[STATED PROBLEM] Answer with one number only: the number of lines that include the word "would".

---- DATASET CONTENT

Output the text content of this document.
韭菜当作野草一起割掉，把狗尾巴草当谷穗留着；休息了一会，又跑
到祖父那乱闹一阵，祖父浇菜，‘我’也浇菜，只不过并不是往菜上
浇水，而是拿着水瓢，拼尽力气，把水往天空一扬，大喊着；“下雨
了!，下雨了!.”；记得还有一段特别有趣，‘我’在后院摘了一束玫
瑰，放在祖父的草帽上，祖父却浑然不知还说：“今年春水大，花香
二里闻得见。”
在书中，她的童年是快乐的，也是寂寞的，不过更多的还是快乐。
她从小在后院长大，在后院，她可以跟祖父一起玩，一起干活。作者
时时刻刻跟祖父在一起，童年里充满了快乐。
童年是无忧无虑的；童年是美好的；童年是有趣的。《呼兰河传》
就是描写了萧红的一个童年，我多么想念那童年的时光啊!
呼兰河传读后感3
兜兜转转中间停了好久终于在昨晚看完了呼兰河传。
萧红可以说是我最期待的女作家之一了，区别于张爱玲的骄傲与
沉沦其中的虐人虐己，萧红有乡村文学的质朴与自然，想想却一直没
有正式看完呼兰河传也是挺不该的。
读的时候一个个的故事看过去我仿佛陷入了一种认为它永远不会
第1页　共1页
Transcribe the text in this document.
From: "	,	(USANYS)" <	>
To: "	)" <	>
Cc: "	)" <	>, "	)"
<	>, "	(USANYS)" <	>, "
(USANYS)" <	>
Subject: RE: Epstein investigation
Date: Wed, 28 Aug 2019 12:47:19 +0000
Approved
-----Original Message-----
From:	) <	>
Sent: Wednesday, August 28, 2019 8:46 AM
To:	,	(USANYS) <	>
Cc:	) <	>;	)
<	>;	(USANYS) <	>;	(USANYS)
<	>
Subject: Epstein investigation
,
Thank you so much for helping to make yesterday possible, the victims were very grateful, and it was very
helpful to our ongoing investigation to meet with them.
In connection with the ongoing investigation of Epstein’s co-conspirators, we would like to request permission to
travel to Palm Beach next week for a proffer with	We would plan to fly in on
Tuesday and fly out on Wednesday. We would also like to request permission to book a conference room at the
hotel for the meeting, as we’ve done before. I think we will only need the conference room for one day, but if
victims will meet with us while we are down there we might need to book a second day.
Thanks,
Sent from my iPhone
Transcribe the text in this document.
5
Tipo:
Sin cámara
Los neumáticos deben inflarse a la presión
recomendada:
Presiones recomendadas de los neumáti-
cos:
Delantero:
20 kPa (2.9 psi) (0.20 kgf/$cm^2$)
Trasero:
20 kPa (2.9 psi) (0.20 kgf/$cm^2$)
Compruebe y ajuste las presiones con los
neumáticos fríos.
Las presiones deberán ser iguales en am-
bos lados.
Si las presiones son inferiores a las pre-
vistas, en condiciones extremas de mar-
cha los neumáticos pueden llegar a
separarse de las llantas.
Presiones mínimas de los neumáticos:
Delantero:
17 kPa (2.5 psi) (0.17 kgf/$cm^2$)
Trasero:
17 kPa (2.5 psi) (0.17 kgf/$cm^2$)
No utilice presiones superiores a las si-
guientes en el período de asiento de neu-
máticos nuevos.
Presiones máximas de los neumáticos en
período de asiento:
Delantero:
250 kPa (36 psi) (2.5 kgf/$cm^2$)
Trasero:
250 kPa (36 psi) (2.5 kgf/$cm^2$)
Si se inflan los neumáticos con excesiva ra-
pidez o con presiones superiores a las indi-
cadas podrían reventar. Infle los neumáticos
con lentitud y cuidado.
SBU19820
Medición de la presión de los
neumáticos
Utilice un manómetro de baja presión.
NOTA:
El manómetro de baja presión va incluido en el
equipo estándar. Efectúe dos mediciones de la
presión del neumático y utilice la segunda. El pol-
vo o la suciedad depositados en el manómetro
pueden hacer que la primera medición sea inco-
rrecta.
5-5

--------

[EXPECTED OUTPUT] 3